[Stated problem] Copy out every record below exactly as written, but leave out any pictures.

■ ■ ■ ■

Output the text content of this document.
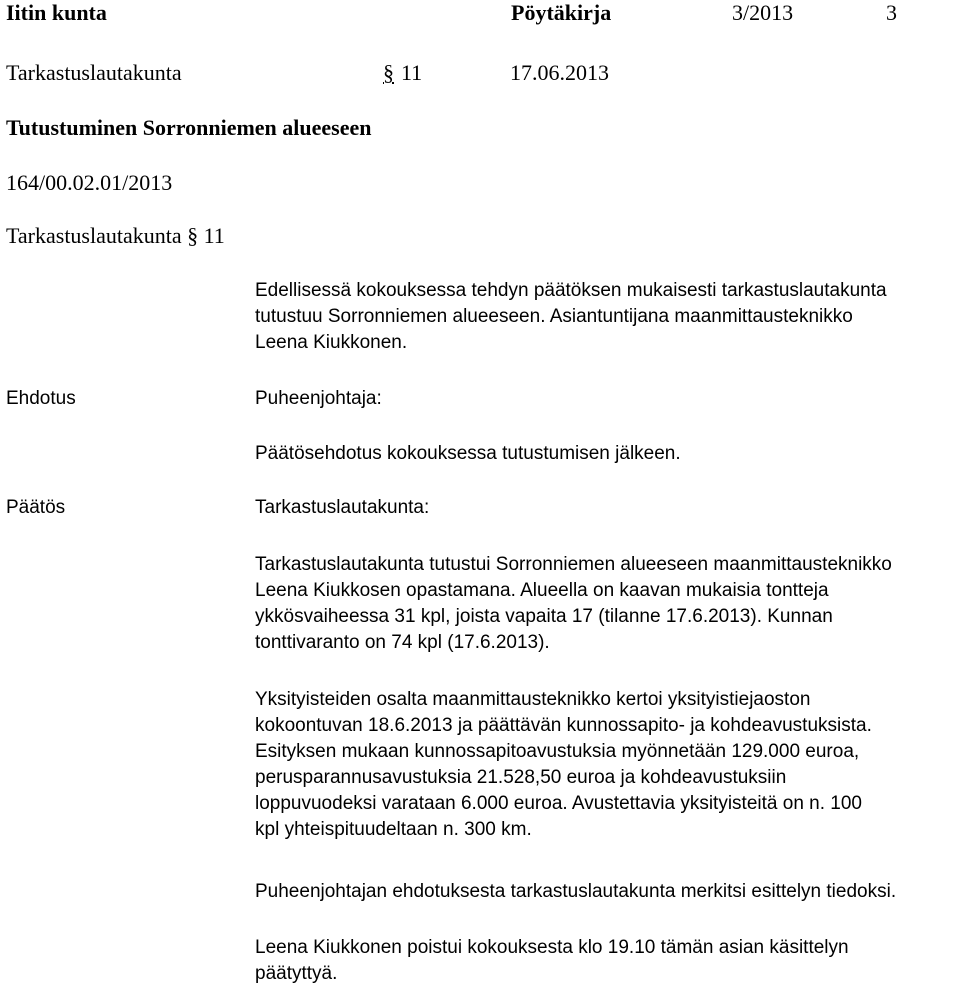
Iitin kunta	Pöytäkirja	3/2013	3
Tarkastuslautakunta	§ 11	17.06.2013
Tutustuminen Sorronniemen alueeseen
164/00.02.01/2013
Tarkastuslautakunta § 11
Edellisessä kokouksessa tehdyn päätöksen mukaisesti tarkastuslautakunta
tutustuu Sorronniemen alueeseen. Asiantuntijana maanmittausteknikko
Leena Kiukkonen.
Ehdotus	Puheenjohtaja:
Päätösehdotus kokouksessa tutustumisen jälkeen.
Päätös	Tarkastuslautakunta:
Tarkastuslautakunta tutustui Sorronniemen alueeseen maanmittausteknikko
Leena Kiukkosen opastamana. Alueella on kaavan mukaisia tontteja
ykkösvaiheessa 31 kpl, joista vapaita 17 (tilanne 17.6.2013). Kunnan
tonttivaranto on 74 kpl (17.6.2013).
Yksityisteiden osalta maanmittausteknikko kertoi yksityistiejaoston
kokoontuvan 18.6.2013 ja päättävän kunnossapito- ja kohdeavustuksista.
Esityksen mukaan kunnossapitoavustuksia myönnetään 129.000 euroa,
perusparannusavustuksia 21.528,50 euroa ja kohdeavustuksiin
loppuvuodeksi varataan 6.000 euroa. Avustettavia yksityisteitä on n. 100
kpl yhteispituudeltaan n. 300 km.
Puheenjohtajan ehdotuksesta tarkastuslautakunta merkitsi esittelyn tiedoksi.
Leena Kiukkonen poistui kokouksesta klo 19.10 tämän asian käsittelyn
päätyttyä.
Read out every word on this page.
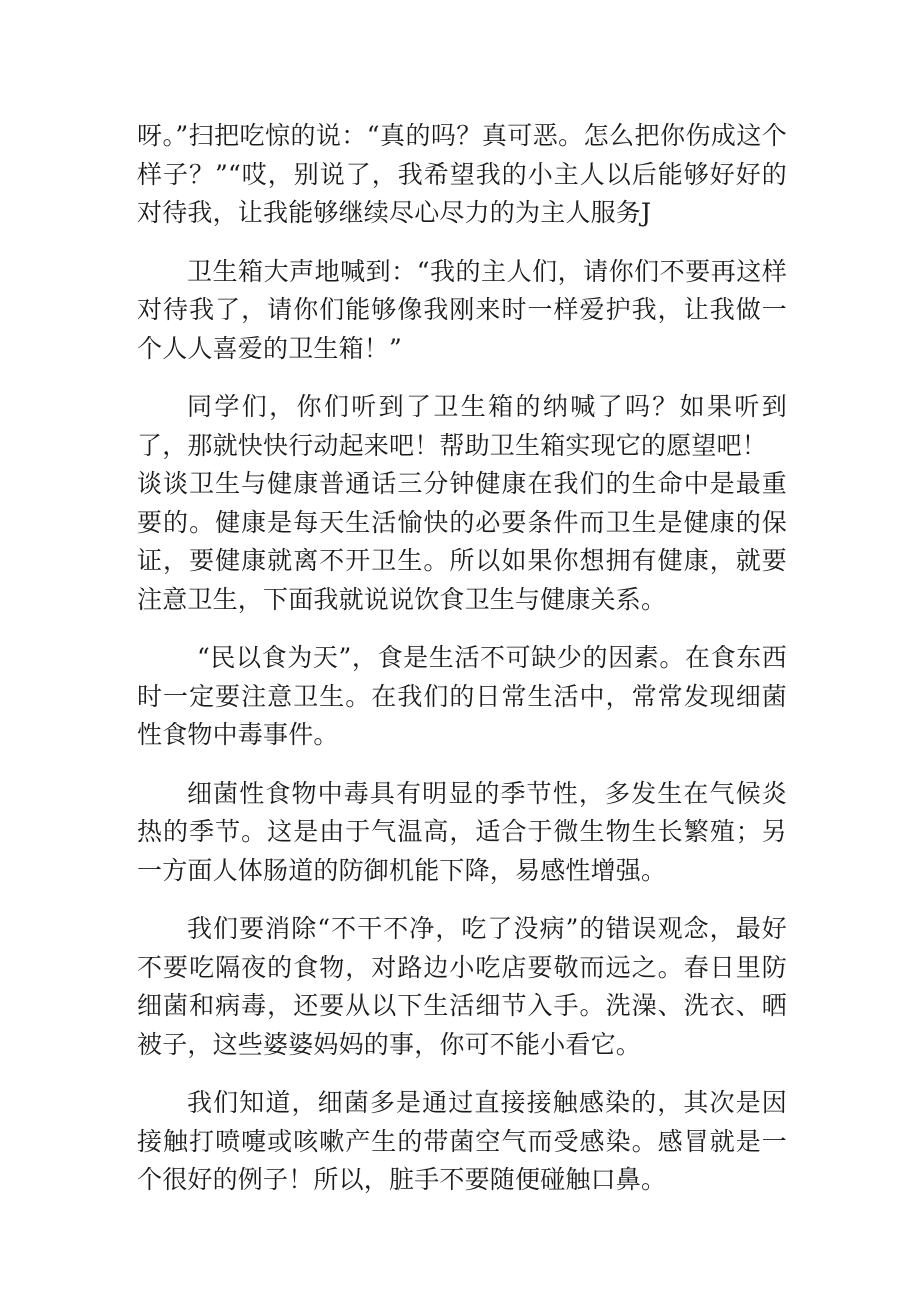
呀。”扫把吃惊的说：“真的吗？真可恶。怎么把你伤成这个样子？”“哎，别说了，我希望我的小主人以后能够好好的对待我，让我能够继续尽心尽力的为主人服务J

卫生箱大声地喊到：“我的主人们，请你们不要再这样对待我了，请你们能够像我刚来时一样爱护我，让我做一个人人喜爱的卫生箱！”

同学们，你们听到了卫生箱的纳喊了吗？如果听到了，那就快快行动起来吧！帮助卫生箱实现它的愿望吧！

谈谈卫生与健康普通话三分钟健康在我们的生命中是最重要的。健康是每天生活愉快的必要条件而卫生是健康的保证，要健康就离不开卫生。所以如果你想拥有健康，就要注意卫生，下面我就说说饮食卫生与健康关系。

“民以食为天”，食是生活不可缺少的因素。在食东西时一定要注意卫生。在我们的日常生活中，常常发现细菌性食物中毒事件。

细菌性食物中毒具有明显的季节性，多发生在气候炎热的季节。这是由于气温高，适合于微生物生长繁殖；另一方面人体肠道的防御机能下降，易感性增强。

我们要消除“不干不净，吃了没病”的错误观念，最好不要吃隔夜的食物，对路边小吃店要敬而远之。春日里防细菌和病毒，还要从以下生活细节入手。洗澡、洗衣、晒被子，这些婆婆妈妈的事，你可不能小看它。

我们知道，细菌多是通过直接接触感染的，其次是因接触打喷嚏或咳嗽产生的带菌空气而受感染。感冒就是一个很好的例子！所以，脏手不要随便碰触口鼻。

■ ■ ■ ■

[Task output]
Output the text content of this document.
Iitin kunta	Pöytäkirja	3/2013	3
Tarkastuslautakunta	§ 11	17.06.2013
Tutustuminen Sorronniemen alueeseen
164/00.02.01/2013
Tarkastuslautakunta § 11
Edellisessä kokouksessa tehdyn päätöksen mukaisesti tarkastuslautakunta
tutustuu Sorronniemen alueeseen. Asiantuntijana maanmittausteknikko
Leena Kiukkonen.
Ehdotus	Puheenjohtaja:
Päätösehdotus kokouksessa tutustumisen jälkeen.
Päätös	Tarkastuslautakunta:
Tarkastuslautakunta tutustui Sorronniemen alueeseen maanmittausteknikko
Leena Kiukkosen opastamana. Alueella on kaavan mukaisia tontteja
ykkösvaiheessa 31 kpl, joista vapaita 17 (tilanne 17.6.2013). Kunnan
tonttivaranto on 74 kpl (17.6.2013).
Yksityisteiden osalta maanmittausteknikko kertoi yksityistiejaoston
kokoontuvan 18.6.2013 ja päättävän kunnossapito- ja kohdeavustuksista.
Esityksen mukaan kunnossapitoavustuksia myönnetään 129.000 euroa,
perusparannusavustuksia 21.528,50 euroa ja kohdeavustuksiin
loppuvuodeksi varataan 6.000 euroa. Avustettavia yksityisteitä on n. 100
kpl yhteispituudeltaan n. 300 km.
Puheenjohtajan ehdotuksesta tarkastuslautakunta merkitsi esittelyn tiedoksi.
Leena Kiukkonen poistui kokouksesta klo 19.10 tämän asian käsittelyn
päätyttyä.
Read out every word on this page.
呀。”扫把吃惊的说：“真的吗？真可恶。怎么把你伤成这个样子？”“哎，别说了，我希望我的小主人以后能够好好的对待我，让我能够继续尽心尽力的为主人服务J

卫生箱大声地喊到：“我的主人们，请你们不要再这样对待我了，请你们能够像我刚来时一样爱护我，让我做一个人人喜爱的卫生箱！”

同学们，你们听到了卫生箱的纳喊了吗？如果听到了，那就快快行动起来吧！帮助卫生箱实现它的愿望吧！

谈谈卫生与健康普通话三分钟健康在我们的生命中是最重要的。健康是每天生活愉快的必要条件而卫生是健康的保证，要健康就离不开卫生。所以如果你想拥有健康，就要注意卫生，下面我就说说饮食卫生与健康关系。

“民以食为天”，食是生活不可缺少的因素。在食东西时一定要注意卫生。在我们的日常生活中，常常发现细菌性食物中毒事件。

细菌性食物中毒具有明显的季节性，多发生在气候炎热的季节。这是由于气温高，适合于微生物生长繁殖；另一方面人体肠道的防御机能下降，易感性增强。

我们要消除“不干不净，吃了没病”的错误观念，最好不要吃隔夜的食物，对路边小吃店要敬而远之。春日里防细菌和病毒，还要从以下生活细节入手。洗澡、洗衣、晒被子，这些婆婆妈妈的事，你可不能小看它。

我们知道，细菌多是通过直接接触感染的，其次是因接触打喷嚏或咳嗽产生的带菌空气而受感染。感冒就是一个很好的例子！所以，脏手不要随便碰触口鼻。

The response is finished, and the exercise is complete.